* **TAREFAS A FAZER**:
A. Transcreva do prefácio o trecho que começa em "O sentimento de" e termina em "fomos com ela!".
B. Diga se cada afirmação abaixo está de acordo com o prefácio, respondendo sim ou não e citando as palavras do prefácio que decidem a questão: (i) o autor do prefácio ingressou no IPAGRO como técnico agrícola estagiário em 1978; (ii) Sônia C. Lobato vinha trabalhando no livro havia dez anos; (iii) a Portaria nº 54/2009 designou um grupo de trabalho coordenado por Sônia C. Lobato.
C. Escreva a continuação do prefácio sobre a pesquisa agropecuária oficial do Rio Grande do Sul a partir do ponto em que ele termina.

* **TRECHO DO TEXTO**:
------------------------------------------------
Que estaria acontecendo? Indagava-me com frequência. Acredito que eu domine, minimamente, as técnicas de escrita e os modelos formais de prefácio de uma obra. Mas, prefaciar esse livro foi um desafio à parte. Lia, relia o material recebido e me encantava cada vez mais com os relatos que tinha à mão. Busco as razões. Talvez essas estejam nas três datas justapostas acima. Ou quem sabe sejam outras. Mas as datas são muito caras para mim. A primeira representa o meu ingresso como técnico agrícola, estagiário na antiga Seção de Ecologia Agrícola do Instituto de Pesquisas Agronômicas (IPAGRO), em 23 de setembro de 1978. A segunda marca o meu desligamento da instituição, em 17 de setembro de 1989, onze anos depois. E a terceira, 16 de junho de 2020, assinala o honorável convite que eu recebi da organizadora da obra, Sônia C. Lobato, para escrever o prefácio.

O sentimento de gratidão me dominava e, por vezes, a minha racionalidade era borrada, diante dos admiráveis conteúdos que dão forma aos capítulos do livro. Então eu me permito refletir: quão muito a pesquisa agropecuária oficial fez pelo desenvolvimento do estado do Rio Grande do Sul! E quão ingratos, ao decretar o seu fim (ou rebaixamento para um nível de quase insignificância), fomos com ela!

Sônia C. Lobato, a organizadora da obra, autora e coautora da maioria dos capítulos, sem imaginar o quão difícil seria realizar um trabalho desse porte jamais esmoreceu ou deixou de acreditar que, um dia, esse livro seria concluído. Há quinze anos que ela vinha trabalhando para a concretude da obra. Sônia confidenciou-me que a necessidade desse trabalho se fez patente em 2009, quando foi convidada a escrever um resumo para as comemorações dos 90 anos da Pesquisa Agropecuária Oficial do Estado do Rio Grande do Sul. Não havia uma fonte, mas muitas. Foi então que começou a gestar a ideia de reunir as informações dispersas em um livro. A percepção da amplitude e da riqueza das informações existentes e o senso de utilidade para a sociedade rio-grandense motivaram Sônia C. Lobato a iniciar a organização desse livro. Na sequência, a Portaria nº 54/2009, que designou um grupo de trabalho para essa tarefa, sob a coordenação de Sônia C. Lobato, deu o aval da direção da FEPAGRO à obra.
------------------------------------------------
* **MATERIAL FORNECIDO**:
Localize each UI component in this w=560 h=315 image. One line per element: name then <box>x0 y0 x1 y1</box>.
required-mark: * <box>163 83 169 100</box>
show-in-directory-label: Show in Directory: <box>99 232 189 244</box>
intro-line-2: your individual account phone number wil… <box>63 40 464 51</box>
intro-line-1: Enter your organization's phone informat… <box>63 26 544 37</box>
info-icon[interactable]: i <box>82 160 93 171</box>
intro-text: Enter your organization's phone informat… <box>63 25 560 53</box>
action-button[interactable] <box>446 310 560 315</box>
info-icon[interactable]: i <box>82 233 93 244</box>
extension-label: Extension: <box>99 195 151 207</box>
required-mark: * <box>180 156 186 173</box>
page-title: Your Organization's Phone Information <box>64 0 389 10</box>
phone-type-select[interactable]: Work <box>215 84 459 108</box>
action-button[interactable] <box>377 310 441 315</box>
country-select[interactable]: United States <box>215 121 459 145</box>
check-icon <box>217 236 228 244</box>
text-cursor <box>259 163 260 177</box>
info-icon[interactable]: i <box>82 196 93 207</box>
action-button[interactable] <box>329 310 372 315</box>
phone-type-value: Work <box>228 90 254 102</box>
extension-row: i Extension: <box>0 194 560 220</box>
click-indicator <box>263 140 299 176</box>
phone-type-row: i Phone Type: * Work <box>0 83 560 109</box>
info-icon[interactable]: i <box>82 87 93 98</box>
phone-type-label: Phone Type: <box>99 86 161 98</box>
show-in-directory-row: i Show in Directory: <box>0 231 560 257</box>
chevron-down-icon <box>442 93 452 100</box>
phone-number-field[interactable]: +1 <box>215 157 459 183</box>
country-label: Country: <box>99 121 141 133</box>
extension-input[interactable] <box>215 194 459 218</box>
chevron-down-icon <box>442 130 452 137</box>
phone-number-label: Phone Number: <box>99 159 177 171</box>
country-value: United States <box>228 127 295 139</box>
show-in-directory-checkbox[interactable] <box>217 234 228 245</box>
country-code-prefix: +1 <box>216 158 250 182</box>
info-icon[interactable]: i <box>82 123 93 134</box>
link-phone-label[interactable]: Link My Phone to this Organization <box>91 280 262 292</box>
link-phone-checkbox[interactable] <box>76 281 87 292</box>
------------------------------------------------
* **LISTA DE RESPOSTAS**:
A.
O sentimento de gratidão me dominava e, por vezes, a minha racionalidade era borrada, diante dos admiráveis conteúdos que dão forma aos capítulos do livro. Então eu me permito refletir: quão muito a pesquisa agropecuária oficial fez pelo desenvolvimento do estado do Rio Grande do Sul! E quão ingratos, ao decretar o seu fim (ou rebaixamento para um nível de quase insignificância), fomos com ela!

B.
(i) Sim: "A primeira representa o meu ingresso como técnico agrícola, estagiário na antiga Seção de Ecologia Agrícola do Instituto de Pesquisas Agronômicas (IPAGRO), em 23 de setembro de 1978."
(ii) Não: "Há quinze anos que ela vinha trabalhando para a concretude da obra."
(iii) Sim: "a Portaria nº 54/2009, que designou um grupo de trabalho para essa tarefa, sob a coordenação de Sônia C. Lobato"

C.
Uma vez definida a estrutura geral da obra e de cada capítulo, foram expedidos os convites para os potenciais autores, dando início ao monumental trabalho de retratar a história da pesquisa agropecuária oficial do Rio Grande do Sul. E sobrevieram as consultas à legislação e a documentos oficiais, a leitura de relatórios de pesquisa, a condução de entrevistas com fontes relevantes (presenciais, via telefonemas ou por e-mails) e, dentro do possível, algumas visitas a unidades e centros de pesquisa espalhados pelo Estado.

E assim o tempo foi passando até que, em dezembro de 2016, o livro foi dado por concluído. Mas, por ironia do destino, triste ironia frise-se, a alma mater da obra, a Fundação de Pesquisa Agropecuária do Rio Grande do Sul (FEPAGRO) teria a sua sentença de morte decretada pela Lei nº 14.978, de 16 de janeiro de 2017. Será que os governantes, que submeteram a proposta, e os deputados, que a aprovaram, teriam agido com a mesma naturalidade, se, um dia, minimamente, tivessem folheado as páginas desse livro? Será que aqueles que negaram apoio à instituição, quando solicitados, teriam a mesma atitude se tivessem analisado com mais cuidado tudo o que foi produzido pela pesquisa agropecuária oficial do Rio Grande do Sul? Tenho as minhas dúvidas! Embora não se deva, nunca, esperar racionalidade de burocratas de plantão.

Ainda bem que Sônia C. Lobato e colaboradores nos legaram essa obra. Mais do que a história de uma organização de pesquisa. Muito mais! A melhor e mais bem contada história das ciências agrárias no Rio Grande Sul. Leiam e prestem a devida reverência! A obra, recém-lançada, está disponível para download gratuito no site da Secretaria da Agricultura, Pecuária, Produção Sustentável e Irrigação: https://www.agricultura.rs.gov.br/livros-ddpa

Foi um privilégio ter conhecido essa obra (quase quatro anos antes da maioria das pessoas) e escrito essas linhas!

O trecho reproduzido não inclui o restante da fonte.